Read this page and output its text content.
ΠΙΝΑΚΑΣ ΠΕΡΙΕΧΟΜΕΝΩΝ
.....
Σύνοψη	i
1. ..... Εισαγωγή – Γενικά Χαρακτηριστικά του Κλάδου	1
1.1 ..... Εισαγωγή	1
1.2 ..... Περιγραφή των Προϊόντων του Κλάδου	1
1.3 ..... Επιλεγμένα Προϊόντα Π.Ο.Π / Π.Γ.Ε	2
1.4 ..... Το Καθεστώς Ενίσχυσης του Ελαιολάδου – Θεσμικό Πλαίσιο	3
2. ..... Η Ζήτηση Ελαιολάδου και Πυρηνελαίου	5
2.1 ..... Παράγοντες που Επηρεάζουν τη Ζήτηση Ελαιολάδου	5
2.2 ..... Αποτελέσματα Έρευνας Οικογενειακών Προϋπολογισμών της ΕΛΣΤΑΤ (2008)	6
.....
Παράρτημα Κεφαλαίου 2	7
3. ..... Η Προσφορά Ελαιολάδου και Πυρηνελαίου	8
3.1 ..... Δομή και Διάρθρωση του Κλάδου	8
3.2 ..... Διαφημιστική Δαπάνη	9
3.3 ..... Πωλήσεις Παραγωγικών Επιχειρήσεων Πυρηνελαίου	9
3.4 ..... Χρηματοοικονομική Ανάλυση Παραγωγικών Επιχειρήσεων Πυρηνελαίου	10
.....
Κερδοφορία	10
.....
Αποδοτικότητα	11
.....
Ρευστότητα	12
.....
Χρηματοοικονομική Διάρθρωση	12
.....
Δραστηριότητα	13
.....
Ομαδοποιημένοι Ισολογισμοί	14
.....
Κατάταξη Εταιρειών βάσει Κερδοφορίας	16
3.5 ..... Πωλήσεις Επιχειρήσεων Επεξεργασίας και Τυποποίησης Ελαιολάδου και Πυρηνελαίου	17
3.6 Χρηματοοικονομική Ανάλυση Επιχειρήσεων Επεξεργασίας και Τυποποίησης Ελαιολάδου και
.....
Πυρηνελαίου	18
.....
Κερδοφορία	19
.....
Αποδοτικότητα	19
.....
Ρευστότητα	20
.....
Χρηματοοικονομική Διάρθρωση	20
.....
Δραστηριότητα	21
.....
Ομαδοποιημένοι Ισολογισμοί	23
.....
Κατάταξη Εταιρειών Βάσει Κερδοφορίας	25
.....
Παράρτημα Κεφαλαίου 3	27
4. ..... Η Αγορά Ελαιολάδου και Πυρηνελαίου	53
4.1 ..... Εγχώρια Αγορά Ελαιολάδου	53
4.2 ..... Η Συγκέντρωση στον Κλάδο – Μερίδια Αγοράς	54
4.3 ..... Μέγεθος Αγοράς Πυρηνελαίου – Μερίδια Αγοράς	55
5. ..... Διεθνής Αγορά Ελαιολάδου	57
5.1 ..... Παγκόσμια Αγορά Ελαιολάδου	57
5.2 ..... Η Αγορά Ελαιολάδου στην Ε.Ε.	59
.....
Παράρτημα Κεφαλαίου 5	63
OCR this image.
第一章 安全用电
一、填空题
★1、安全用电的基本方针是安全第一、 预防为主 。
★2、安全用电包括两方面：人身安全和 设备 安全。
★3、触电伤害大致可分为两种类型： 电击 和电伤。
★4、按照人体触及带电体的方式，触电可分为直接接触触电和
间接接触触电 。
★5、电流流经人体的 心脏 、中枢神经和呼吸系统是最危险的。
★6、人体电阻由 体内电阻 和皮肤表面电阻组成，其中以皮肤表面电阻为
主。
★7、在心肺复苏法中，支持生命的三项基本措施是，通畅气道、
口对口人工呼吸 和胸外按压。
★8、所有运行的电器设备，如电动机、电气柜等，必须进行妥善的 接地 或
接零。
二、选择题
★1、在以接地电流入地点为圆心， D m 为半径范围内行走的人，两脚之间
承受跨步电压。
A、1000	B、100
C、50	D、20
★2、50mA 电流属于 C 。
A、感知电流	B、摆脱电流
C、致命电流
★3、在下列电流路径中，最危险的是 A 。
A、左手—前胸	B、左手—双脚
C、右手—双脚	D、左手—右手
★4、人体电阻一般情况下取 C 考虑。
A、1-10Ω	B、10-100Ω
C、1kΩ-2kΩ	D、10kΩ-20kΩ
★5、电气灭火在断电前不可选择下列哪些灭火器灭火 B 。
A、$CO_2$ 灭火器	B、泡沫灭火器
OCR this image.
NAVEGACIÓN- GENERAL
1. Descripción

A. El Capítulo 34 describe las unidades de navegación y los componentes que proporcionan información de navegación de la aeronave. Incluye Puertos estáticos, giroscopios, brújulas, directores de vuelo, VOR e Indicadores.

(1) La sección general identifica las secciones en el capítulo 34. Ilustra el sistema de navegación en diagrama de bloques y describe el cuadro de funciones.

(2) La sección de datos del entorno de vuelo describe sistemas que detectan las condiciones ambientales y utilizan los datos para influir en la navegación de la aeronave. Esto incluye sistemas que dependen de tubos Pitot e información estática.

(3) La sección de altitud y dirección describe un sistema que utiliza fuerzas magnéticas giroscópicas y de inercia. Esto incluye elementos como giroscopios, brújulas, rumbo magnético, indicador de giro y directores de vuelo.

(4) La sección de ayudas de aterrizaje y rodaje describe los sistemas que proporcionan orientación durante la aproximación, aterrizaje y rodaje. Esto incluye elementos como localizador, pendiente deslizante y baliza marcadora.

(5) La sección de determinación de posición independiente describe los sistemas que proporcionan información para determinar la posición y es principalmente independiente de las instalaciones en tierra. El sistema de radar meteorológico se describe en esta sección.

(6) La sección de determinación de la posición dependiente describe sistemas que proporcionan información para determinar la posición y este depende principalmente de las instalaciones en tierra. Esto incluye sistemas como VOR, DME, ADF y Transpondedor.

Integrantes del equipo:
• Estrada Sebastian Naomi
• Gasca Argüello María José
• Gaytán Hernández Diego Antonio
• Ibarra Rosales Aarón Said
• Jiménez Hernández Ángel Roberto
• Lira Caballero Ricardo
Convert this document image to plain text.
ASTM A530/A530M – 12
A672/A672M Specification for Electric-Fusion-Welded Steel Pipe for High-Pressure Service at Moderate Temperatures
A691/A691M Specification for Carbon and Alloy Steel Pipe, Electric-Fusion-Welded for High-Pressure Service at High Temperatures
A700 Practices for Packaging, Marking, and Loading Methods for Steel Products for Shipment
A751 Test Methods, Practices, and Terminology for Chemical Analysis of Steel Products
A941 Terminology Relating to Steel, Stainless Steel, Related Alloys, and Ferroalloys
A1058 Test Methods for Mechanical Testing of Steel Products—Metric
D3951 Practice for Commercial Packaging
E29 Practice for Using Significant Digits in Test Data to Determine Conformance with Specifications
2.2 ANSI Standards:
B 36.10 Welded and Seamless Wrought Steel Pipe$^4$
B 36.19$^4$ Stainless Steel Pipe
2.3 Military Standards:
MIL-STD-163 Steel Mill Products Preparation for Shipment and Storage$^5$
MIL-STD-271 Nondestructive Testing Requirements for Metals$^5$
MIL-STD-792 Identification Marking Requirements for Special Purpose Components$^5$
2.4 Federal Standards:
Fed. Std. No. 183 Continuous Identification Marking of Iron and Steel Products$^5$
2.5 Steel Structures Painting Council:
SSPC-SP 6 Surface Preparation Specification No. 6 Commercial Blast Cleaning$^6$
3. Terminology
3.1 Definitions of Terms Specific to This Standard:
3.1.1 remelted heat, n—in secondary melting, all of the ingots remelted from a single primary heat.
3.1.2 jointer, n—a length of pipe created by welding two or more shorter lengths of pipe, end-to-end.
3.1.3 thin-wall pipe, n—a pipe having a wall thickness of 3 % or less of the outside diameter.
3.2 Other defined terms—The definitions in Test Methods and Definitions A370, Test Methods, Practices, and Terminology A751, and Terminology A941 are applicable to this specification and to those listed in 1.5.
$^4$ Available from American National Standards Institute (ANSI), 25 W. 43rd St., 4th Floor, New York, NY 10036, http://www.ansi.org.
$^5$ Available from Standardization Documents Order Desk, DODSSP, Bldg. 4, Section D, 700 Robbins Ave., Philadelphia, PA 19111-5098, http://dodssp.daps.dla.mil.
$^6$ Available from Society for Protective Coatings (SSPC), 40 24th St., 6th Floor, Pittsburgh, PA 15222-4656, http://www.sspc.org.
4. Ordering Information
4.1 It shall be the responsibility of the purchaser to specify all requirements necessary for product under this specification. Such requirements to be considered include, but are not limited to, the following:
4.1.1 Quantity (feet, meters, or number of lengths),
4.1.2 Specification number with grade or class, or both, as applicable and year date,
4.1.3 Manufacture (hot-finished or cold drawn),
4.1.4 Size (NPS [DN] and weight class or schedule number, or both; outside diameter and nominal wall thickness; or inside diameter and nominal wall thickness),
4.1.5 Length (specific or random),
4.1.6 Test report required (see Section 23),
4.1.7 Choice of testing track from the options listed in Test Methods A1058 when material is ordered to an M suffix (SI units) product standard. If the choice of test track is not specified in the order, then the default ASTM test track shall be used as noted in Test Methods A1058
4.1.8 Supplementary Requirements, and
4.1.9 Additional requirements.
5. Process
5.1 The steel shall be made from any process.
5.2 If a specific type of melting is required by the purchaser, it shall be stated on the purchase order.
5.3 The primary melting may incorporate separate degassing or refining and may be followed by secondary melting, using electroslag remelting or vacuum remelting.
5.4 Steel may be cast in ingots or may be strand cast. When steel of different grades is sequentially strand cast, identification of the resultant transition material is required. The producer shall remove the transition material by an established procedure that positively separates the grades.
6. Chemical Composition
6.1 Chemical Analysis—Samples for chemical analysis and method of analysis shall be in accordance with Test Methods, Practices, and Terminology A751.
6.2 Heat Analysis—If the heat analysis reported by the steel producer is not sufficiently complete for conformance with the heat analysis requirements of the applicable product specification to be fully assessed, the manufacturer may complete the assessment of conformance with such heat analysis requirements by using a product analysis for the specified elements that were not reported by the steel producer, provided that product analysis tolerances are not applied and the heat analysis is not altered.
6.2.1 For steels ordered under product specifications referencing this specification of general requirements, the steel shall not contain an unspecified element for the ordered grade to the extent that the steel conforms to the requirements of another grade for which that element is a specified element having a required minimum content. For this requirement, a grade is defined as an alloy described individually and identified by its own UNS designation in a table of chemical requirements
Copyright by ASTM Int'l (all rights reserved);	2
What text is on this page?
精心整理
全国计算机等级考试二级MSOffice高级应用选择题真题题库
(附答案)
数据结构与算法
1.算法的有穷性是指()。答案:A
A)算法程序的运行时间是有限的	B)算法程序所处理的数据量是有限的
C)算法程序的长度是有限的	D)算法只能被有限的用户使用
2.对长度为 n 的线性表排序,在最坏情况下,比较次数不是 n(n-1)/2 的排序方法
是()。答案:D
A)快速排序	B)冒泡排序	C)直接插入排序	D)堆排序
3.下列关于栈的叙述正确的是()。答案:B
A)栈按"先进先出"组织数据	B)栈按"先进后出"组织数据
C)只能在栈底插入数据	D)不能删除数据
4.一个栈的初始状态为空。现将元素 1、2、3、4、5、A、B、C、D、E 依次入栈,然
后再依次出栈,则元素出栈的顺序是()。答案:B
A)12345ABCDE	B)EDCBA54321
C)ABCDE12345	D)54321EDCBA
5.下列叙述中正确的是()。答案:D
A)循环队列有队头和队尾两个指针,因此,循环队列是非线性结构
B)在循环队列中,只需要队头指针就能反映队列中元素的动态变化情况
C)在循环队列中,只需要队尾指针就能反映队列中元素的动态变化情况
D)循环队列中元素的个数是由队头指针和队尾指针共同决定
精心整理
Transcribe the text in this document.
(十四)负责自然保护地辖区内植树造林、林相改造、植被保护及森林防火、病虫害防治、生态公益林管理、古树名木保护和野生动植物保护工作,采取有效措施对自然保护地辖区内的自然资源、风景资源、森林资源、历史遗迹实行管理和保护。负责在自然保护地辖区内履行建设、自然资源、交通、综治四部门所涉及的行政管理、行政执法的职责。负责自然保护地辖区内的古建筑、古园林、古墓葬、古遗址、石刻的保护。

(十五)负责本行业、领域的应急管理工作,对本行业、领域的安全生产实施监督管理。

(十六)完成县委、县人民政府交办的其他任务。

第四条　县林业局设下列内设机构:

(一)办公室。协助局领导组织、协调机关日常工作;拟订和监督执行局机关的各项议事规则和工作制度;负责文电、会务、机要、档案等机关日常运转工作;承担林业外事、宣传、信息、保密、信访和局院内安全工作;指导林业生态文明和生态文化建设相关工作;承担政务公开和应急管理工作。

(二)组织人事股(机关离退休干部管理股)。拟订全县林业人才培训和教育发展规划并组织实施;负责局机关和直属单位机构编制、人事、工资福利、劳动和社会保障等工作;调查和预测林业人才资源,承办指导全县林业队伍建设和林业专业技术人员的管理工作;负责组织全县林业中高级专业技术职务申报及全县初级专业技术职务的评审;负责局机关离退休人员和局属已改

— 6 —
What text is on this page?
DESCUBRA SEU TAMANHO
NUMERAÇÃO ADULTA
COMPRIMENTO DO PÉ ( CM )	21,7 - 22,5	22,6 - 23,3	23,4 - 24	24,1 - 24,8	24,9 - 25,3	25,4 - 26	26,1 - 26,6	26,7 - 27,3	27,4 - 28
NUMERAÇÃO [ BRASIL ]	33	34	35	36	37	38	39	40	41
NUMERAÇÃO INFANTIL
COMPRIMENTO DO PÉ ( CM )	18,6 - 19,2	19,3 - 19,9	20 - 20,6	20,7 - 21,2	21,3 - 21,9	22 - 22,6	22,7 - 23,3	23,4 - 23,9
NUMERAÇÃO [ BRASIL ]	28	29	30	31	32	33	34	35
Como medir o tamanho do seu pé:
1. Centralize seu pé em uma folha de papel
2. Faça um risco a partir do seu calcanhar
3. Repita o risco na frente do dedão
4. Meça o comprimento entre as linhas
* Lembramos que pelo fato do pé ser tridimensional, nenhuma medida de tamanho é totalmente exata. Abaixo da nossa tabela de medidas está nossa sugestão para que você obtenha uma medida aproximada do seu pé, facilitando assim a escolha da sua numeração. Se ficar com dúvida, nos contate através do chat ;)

> **SHORT EXERCISE**
Pull out every line of the records that includes the string "thickness".

> **WRITTEN REPLY**
3.1.3 thin-wall pipe, n—a pipe having a wall thickness of 3 % or less of the outside diameter.
4.1.4 Size (NPS [DN] and weight class or schedule number, or both; outside diameter and nominal wall thickness; or inside diameter and nominal wall thickness),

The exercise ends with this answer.